Goal >>
Pull every line containing "JSON" from the entries.

Records for this task >>

━━━━━━━━━━

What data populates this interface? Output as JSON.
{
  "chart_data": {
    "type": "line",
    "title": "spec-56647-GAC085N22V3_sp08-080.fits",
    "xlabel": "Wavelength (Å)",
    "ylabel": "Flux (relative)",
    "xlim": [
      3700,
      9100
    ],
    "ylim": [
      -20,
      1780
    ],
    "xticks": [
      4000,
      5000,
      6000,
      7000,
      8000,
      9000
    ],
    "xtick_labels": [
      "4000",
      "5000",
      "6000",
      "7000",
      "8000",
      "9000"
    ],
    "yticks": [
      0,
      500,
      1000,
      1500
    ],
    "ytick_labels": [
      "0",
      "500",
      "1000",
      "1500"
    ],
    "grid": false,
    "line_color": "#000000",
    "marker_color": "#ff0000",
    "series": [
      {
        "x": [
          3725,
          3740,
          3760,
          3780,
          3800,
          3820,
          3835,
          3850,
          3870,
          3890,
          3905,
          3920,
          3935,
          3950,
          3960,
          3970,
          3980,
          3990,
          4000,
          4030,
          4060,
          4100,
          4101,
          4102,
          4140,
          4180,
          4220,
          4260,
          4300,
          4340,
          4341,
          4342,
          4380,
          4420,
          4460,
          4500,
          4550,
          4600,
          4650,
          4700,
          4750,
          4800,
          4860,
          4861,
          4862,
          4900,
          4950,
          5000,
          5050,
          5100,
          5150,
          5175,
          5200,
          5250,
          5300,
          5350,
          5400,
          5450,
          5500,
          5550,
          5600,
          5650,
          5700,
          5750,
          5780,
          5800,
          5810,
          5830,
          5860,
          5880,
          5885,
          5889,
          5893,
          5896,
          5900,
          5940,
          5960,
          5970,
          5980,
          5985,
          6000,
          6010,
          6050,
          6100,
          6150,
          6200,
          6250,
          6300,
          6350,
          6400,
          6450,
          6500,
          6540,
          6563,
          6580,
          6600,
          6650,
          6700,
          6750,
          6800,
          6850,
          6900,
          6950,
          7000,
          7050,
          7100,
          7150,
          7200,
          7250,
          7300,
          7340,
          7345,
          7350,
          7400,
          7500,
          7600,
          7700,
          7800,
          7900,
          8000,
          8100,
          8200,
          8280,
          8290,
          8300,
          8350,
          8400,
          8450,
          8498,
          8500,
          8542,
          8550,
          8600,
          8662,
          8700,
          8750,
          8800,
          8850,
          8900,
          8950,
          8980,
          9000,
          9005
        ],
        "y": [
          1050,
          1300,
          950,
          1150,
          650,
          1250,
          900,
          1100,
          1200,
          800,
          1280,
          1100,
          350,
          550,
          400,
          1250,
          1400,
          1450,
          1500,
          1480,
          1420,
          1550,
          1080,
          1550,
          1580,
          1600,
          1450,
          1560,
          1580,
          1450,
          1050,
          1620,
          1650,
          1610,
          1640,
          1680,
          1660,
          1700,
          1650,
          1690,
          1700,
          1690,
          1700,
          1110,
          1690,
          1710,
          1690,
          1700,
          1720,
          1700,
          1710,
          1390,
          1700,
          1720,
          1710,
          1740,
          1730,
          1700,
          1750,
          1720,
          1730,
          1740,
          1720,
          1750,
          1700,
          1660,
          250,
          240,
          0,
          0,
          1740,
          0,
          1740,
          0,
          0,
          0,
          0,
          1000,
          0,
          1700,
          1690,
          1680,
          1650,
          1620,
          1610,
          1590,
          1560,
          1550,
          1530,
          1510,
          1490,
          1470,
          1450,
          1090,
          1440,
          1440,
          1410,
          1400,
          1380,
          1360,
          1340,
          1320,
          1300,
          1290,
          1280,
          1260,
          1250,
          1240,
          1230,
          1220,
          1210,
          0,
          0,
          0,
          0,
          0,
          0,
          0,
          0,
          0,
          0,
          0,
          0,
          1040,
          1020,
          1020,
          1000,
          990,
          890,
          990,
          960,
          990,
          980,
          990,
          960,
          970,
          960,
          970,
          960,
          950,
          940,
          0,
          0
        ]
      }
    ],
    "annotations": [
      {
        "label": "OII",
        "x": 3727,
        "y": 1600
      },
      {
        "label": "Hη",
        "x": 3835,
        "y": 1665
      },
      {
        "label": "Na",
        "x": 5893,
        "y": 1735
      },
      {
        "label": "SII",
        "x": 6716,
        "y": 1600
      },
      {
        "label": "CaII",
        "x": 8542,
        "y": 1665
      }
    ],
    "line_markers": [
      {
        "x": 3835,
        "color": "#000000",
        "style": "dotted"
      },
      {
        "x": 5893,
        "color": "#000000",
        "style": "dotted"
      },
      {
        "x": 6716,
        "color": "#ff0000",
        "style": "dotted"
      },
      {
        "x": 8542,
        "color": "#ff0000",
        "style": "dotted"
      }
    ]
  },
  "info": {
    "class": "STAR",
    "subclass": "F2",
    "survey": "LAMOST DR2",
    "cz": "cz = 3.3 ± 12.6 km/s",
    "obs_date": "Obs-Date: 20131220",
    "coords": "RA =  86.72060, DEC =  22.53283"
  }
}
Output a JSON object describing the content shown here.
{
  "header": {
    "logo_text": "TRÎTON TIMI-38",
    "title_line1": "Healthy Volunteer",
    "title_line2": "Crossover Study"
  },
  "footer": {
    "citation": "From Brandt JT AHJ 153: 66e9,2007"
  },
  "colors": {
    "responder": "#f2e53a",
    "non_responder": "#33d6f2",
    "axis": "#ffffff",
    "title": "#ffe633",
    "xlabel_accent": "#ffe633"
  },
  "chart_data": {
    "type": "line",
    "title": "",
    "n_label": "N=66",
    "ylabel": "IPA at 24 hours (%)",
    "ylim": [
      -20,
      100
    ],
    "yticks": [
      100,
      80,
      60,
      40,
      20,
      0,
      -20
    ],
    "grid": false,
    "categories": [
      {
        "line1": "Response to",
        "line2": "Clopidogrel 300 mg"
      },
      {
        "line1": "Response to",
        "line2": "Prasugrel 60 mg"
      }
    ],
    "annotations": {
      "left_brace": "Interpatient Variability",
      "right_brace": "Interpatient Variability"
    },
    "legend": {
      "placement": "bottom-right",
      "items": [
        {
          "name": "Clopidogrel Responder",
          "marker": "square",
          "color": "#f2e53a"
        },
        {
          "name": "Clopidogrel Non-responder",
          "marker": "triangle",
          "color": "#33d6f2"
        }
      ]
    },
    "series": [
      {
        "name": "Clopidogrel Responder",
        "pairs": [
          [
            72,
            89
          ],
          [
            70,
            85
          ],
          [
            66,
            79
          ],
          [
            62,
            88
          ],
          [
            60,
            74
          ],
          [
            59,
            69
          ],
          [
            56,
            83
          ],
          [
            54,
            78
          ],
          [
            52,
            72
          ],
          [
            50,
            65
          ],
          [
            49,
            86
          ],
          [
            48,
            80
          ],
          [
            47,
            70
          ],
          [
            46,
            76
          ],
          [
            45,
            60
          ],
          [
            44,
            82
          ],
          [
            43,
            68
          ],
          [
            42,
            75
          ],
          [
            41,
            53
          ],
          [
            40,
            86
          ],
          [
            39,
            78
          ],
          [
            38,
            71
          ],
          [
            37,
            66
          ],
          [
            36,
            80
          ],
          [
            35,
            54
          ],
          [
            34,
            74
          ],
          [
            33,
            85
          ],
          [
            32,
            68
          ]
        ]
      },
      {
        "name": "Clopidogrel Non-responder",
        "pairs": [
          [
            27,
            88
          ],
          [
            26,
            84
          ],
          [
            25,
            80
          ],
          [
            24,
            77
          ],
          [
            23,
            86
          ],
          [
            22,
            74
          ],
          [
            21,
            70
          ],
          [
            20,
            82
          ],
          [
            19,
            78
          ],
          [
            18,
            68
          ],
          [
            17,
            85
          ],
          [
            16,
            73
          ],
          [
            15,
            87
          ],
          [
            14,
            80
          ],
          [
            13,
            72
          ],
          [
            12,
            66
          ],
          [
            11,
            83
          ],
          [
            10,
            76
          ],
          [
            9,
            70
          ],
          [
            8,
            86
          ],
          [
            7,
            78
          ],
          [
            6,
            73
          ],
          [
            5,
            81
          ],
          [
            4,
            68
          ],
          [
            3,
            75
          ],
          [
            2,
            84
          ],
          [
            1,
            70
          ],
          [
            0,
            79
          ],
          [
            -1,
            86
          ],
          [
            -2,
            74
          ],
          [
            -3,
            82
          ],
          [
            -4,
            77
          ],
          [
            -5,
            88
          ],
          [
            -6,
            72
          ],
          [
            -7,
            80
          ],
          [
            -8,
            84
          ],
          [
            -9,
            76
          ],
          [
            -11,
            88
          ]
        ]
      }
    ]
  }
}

━━━━━━━━━━

Response to the task >>
What data populates this interface? Output as JSON.
Output a JSON object describing the content shown here.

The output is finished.